>>>
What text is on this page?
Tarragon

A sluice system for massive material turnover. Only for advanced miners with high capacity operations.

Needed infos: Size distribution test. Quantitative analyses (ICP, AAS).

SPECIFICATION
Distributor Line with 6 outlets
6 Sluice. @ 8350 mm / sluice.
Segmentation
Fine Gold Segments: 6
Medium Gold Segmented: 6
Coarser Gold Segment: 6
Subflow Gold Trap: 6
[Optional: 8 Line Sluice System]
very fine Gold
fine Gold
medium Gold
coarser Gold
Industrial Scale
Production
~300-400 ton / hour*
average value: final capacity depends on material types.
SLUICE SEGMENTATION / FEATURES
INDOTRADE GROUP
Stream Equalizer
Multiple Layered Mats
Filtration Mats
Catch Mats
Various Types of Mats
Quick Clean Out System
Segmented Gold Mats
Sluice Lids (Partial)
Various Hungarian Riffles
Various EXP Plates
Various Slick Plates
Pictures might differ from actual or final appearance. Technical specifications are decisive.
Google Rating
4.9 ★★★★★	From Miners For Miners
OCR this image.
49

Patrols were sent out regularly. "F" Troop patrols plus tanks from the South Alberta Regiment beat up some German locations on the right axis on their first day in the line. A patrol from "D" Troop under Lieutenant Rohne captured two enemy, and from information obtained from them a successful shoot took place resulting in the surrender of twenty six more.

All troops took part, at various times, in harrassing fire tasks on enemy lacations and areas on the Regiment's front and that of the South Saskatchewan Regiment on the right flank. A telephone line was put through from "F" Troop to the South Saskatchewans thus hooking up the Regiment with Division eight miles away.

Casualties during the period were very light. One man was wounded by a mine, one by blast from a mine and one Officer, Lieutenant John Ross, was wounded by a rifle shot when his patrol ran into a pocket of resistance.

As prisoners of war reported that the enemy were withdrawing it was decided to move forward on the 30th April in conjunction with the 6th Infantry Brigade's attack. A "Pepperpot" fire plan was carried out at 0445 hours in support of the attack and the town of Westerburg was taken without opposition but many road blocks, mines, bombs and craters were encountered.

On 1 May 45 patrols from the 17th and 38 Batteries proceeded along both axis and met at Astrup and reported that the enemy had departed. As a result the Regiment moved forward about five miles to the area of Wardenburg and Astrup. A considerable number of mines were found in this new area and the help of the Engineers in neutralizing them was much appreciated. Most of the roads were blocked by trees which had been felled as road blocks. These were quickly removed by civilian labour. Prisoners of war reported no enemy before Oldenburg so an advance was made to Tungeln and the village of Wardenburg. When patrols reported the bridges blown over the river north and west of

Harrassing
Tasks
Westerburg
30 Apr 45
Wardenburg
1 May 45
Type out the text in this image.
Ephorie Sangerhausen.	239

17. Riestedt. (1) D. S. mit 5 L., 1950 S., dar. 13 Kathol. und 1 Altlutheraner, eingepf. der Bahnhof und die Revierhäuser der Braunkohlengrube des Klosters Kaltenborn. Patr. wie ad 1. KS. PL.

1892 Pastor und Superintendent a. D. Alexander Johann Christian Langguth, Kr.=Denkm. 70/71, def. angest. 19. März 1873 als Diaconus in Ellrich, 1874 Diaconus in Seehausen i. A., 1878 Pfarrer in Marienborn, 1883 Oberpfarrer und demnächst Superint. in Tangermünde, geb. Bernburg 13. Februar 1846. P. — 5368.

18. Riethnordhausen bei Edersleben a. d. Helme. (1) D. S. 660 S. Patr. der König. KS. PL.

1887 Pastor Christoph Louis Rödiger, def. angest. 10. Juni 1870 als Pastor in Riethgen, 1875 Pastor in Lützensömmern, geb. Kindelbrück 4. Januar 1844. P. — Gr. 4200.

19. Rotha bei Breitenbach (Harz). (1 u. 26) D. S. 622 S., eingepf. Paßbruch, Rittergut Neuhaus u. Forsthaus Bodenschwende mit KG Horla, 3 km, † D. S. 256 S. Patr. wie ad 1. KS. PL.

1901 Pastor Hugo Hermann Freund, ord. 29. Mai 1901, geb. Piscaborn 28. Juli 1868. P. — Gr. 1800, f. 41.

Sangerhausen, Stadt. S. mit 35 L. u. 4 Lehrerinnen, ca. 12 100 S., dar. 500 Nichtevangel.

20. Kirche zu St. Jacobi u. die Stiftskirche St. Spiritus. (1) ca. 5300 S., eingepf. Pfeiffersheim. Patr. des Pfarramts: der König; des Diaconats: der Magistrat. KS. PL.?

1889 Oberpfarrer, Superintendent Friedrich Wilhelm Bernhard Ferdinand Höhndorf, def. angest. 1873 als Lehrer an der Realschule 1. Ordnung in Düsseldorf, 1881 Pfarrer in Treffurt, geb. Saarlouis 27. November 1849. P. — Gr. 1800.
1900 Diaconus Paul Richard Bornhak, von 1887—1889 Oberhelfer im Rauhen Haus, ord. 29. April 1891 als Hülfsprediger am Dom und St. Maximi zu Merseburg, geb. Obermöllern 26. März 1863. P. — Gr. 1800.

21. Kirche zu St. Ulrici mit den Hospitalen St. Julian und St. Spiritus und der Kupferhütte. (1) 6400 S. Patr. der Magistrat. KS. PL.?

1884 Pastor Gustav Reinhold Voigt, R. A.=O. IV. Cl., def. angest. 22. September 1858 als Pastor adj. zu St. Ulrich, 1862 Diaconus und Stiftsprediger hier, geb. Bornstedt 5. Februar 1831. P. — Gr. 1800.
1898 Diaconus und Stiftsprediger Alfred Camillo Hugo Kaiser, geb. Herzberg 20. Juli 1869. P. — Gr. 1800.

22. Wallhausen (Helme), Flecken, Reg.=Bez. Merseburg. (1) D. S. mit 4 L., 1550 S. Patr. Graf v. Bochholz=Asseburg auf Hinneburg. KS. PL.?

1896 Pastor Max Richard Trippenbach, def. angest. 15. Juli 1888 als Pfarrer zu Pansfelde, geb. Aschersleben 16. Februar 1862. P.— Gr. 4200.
<<<
Only lines with the word "Hugo" are wanted, so copy each one from the records.

1901 Pastor Hugo Hermann Freund, ord. 29. Mai 1901, geb. Piscaborn 28. Juli 1868. P. — Gr. 1800, f. 41.
1898 Diaconus und Stiftsprediger Alfred Camillo Hugo Kaiser, geb. Herzberg 20. Juli 1869. P. — Gr. 1800.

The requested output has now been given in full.